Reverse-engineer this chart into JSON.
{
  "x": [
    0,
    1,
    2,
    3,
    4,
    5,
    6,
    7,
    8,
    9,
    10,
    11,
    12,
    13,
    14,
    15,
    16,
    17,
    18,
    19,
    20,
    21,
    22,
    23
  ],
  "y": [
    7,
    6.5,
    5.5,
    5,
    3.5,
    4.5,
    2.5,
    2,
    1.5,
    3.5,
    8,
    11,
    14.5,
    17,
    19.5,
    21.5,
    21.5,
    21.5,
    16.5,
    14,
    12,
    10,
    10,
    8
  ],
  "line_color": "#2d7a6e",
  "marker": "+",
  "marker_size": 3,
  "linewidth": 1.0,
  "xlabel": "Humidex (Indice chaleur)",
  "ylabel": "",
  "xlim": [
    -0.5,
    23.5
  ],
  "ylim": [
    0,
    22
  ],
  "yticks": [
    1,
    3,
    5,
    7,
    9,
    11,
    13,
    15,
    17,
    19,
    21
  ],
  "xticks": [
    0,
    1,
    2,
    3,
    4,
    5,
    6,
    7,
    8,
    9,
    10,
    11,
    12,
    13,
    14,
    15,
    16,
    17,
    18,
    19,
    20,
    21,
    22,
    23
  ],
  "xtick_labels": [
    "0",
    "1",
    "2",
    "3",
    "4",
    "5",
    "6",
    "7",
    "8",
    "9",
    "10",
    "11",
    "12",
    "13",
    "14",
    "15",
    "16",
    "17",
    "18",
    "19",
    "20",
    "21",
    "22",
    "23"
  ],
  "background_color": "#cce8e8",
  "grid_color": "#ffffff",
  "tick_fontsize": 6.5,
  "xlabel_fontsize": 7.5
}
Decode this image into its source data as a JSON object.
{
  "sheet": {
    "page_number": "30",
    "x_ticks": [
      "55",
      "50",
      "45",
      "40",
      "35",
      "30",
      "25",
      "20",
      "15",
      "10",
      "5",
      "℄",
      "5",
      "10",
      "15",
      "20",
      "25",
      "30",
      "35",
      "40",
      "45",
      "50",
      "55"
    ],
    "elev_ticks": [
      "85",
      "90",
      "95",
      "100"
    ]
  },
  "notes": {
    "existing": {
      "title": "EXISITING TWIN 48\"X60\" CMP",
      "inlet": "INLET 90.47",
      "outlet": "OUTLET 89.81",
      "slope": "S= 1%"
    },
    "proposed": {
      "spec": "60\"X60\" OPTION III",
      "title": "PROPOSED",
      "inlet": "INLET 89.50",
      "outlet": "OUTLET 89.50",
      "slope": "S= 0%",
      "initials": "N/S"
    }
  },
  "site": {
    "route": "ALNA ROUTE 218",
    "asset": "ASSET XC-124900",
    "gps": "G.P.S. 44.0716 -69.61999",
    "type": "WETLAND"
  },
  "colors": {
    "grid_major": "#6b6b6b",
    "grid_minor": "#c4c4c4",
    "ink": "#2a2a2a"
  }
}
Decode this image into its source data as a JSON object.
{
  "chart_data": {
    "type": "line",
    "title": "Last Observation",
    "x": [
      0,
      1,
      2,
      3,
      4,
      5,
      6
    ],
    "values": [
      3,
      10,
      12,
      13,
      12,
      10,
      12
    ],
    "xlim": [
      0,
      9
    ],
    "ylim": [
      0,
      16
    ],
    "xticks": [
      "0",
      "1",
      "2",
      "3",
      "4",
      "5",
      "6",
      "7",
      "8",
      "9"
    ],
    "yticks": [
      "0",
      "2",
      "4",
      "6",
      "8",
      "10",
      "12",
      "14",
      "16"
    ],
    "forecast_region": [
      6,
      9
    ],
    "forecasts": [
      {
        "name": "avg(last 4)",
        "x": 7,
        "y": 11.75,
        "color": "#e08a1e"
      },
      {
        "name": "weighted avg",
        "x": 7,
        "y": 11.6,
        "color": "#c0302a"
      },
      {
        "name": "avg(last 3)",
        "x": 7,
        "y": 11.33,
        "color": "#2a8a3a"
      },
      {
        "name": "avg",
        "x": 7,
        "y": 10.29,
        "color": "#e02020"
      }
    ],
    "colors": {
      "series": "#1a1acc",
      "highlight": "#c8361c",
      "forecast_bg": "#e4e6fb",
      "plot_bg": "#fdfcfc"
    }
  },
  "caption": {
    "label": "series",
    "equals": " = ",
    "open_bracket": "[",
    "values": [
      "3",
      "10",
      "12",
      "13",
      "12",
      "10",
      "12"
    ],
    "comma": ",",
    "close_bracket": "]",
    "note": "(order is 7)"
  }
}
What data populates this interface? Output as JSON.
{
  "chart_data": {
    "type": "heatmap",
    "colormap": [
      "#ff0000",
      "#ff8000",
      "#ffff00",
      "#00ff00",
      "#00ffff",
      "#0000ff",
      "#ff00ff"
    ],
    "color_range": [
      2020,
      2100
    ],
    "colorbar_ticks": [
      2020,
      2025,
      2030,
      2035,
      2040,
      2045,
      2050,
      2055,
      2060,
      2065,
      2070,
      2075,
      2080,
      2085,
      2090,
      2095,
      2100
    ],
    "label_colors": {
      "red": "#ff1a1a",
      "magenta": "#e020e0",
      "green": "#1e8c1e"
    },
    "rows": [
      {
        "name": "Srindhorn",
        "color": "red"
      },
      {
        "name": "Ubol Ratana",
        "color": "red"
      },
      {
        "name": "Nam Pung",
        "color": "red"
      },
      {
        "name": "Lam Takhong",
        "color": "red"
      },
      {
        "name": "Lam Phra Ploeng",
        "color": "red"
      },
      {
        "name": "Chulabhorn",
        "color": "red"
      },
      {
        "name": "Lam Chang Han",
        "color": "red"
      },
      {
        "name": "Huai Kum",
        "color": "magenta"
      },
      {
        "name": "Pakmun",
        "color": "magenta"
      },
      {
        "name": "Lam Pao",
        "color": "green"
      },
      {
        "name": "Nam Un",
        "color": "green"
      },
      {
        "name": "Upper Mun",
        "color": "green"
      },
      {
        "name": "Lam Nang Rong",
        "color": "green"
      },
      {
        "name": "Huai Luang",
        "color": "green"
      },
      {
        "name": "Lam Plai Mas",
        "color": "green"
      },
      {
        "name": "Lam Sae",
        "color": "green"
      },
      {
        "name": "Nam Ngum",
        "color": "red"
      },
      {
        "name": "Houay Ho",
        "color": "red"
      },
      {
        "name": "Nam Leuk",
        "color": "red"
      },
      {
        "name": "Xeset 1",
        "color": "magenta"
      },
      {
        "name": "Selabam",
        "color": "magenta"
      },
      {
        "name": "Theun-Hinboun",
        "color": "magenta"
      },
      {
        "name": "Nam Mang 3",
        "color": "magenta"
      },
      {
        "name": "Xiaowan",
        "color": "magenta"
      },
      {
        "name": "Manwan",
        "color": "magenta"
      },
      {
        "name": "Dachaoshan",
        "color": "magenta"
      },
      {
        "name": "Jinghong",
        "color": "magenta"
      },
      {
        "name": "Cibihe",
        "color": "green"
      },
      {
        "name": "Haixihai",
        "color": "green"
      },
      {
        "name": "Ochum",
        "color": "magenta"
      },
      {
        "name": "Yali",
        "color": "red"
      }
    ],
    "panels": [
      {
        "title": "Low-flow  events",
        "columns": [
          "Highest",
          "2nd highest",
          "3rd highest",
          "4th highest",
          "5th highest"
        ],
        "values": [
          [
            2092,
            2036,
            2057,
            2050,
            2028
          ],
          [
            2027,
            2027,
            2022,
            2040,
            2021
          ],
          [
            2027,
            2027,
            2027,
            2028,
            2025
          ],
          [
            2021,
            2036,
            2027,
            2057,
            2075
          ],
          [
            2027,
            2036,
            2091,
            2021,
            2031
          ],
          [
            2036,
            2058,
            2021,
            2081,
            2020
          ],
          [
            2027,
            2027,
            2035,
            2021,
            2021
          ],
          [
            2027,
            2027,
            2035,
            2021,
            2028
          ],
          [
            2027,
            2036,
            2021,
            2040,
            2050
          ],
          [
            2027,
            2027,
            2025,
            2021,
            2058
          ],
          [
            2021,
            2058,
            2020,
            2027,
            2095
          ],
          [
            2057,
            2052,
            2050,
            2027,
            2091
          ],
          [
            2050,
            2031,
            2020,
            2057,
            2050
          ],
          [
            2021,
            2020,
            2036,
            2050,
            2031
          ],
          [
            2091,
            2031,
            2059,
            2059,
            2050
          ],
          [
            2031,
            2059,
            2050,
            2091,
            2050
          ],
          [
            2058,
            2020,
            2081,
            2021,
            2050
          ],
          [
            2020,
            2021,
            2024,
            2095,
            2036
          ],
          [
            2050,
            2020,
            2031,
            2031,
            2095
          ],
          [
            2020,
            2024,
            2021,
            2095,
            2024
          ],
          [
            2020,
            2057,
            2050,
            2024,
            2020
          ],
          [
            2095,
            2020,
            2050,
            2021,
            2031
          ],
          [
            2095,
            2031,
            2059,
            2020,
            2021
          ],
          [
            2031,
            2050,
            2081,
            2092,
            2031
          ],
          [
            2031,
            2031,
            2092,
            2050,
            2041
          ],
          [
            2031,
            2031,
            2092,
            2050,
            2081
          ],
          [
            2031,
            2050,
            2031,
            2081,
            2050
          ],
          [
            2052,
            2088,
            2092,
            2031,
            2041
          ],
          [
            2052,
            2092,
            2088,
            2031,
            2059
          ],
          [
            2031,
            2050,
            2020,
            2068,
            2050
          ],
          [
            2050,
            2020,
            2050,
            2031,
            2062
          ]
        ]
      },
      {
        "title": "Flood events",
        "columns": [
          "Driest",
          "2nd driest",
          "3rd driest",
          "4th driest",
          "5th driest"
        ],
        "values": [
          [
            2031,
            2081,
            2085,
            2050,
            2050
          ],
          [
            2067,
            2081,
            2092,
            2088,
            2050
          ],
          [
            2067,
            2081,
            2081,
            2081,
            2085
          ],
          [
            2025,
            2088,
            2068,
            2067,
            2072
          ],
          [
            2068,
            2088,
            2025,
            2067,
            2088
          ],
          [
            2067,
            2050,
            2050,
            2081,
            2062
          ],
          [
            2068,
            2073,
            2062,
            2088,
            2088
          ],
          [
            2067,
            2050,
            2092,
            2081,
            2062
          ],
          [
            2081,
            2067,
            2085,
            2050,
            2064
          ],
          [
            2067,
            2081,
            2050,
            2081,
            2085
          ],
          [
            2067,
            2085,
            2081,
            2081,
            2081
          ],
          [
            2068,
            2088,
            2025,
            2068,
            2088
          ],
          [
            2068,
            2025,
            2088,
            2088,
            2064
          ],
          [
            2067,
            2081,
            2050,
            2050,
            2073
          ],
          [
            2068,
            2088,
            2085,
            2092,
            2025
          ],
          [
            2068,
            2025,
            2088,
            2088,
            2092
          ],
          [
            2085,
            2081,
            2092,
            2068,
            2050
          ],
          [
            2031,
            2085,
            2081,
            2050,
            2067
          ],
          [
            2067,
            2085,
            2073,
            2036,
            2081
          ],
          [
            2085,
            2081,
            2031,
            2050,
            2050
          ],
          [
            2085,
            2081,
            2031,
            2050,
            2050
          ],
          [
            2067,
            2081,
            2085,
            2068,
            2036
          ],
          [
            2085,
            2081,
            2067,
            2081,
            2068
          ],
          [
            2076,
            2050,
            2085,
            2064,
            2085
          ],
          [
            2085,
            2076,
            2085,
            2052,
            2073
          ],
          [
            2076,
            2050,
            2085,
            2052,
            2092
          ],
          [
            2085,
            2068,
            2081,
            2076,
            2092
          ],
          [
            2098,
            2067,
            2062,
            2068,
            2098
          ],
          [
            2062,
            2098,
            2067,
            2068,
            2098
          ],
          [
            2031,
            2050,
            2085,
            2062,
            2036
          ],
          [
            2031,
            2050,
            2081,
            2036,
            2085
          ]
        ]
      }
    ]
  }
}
==================================================
Aim of the exercise: Gather up, from the records above, each line where the word "type" appears.

Reply to the task:
    "type": "WETLAND"
    "type": "line",
    "type": "heatmap",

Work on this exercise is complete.